__WHAT THE EXERCISE ASKS__. Transcribe everything in the data word for word. Pictures are left out.

__Figure contents as structured data__.

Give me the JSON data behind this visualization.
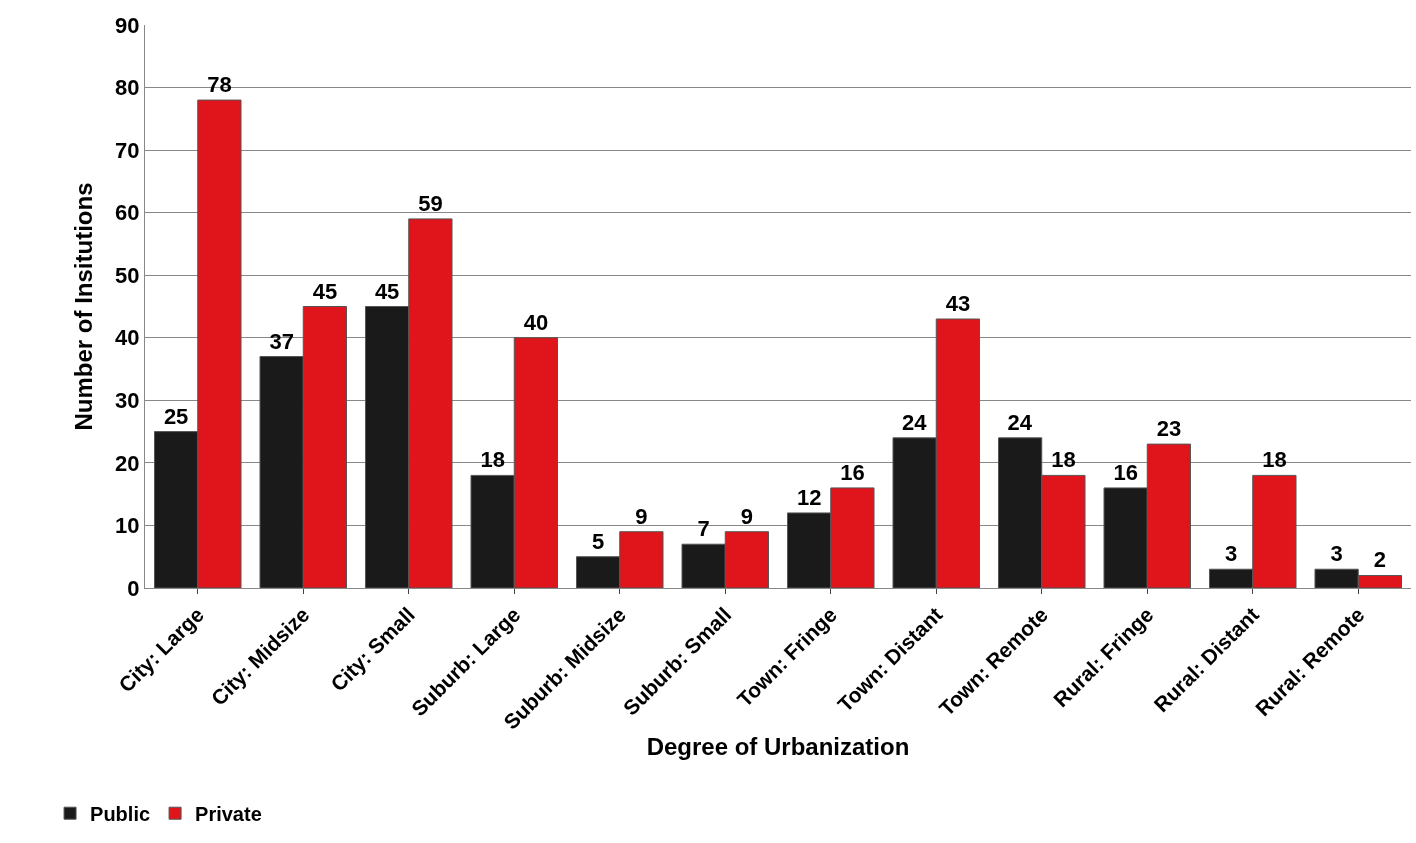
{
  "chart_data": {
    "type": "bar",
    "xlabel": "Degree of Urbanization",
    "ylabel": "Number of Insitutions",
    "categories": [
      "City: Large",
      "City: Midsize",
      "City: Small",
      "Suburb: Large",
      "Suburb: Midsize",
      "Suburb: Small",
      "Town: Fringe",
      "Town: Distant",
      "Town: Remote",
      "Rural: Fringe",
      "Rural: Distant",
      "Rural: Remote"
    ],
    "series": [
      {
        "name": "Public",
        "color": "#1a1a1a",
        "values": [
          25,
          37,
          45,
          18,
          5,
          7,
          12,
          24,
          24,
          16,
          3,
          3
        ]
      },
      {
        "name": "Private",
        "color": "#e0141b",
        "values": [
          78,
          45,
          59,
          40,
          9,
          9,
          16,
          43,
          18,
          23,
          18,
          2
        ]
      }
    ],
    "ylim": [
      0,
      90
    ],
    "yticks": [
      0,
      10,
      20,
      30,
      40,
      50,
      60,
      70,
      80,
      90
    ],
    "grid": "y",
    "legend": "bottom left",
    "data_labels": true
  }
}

__ANSWER TO THE PROBLEM__.
Give me the JSON data behind this visualization.
{
  "chart_data": {
    "type": "bar",
    "xlabel": "Degree of Urbanization",
    "ylabel": "Number of Insitutions",
    "categories": [
      "City: Large",
      "City: Midsize",
      "City: Small",
      "Suburb: Large",
      "Suburb: Midsize",
      "Suburb: Small",
      "Town: Fringe",
      "Town: Distant",
      "Town: Remote",
      "Rural: Fringe",
      "Rural: Distant",
      "Rural: Remote"
    ],
    "series": [
      {
        "name": "Public",
        "color": "#1a1a1a",
        "values": [
          25,
          37,
          45,
          18,
          5,
          7,
          12,
          24,
          24,
          16,
          3,
          3
        ]
      },
      {
        "name": "Private",
        "color": "#e0141b",
        "values": [
          78,
          45,
          59,
          40,
          9,
          9,
          16,
          43,
          18,
          23,
          18,
          2
        ]
      }
    ],
    "ylim": [
      0,
      90
    ],
    "yticks": [
      0,
      10,
      20,
      30,
      40,
      50,
      60,
      70,
      80,
      90
    ],
    "grid": "y",
    "legend": "bottom left",
    "data_labels": true
  }
}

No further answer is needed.